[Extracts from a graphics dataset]
[start]

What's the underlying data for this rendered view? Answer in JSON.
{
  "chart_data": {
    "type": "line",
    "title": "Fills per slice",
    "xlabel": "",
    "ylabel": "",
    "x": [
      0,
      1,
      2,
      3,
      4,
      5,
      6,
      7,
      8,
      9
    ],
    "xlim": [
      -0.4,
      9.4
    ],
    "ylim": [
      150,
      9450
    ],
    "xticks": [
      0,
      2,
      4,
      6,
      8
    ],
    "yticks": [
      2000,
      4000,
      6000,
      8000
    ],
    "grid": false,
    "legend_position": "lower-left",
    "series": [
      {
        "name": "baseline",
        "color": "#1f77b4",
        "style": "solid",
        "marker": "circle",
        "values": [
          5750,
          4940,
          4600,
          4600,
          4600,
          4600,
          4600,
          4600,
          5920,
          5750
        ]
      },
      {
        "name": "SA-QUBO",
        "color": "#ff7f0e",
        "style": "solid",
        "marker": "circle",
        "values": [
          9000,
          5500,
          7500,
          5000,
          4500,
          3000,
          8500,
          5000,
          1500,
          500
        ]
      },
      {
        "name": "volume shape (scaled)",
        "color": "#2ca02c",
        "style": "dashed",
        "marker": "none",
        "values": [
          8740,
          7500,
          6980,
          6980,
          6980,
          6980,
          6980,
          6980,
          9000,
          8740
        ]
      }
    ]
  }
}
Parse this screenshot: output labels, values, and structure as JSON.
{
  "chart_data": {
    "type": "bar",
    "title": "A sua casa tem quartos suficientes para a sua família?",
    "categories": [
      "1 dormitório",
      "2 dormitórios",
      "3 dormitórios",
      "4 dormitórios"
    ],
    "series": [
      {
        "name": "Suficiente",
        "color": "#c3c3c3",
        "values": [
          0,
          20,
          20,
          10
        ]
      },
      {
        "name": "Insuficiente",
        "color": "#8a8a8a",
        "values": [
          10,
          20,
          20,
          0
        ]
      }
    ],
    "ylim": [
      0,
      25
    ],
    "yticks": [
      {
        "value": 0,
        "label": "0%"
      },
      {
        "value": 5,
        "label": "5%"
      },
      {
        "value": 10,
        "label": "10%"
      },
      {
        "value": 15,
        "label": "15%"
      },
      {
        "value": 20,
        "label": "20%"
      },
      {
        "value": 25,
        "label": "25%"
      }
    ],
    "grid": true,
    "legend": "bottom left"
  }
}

[end]

» **EXERCISE**
Locate the lines above that contain "color" and copy them.

» **OUTPUT FOR THIS EXERCISE**
        "color": "#1f77b4",
        "color": "#ff7f0e",
        "color": "#2ca02c",
        "color": "#c3c3c3",
        "color": "#8a8a8a",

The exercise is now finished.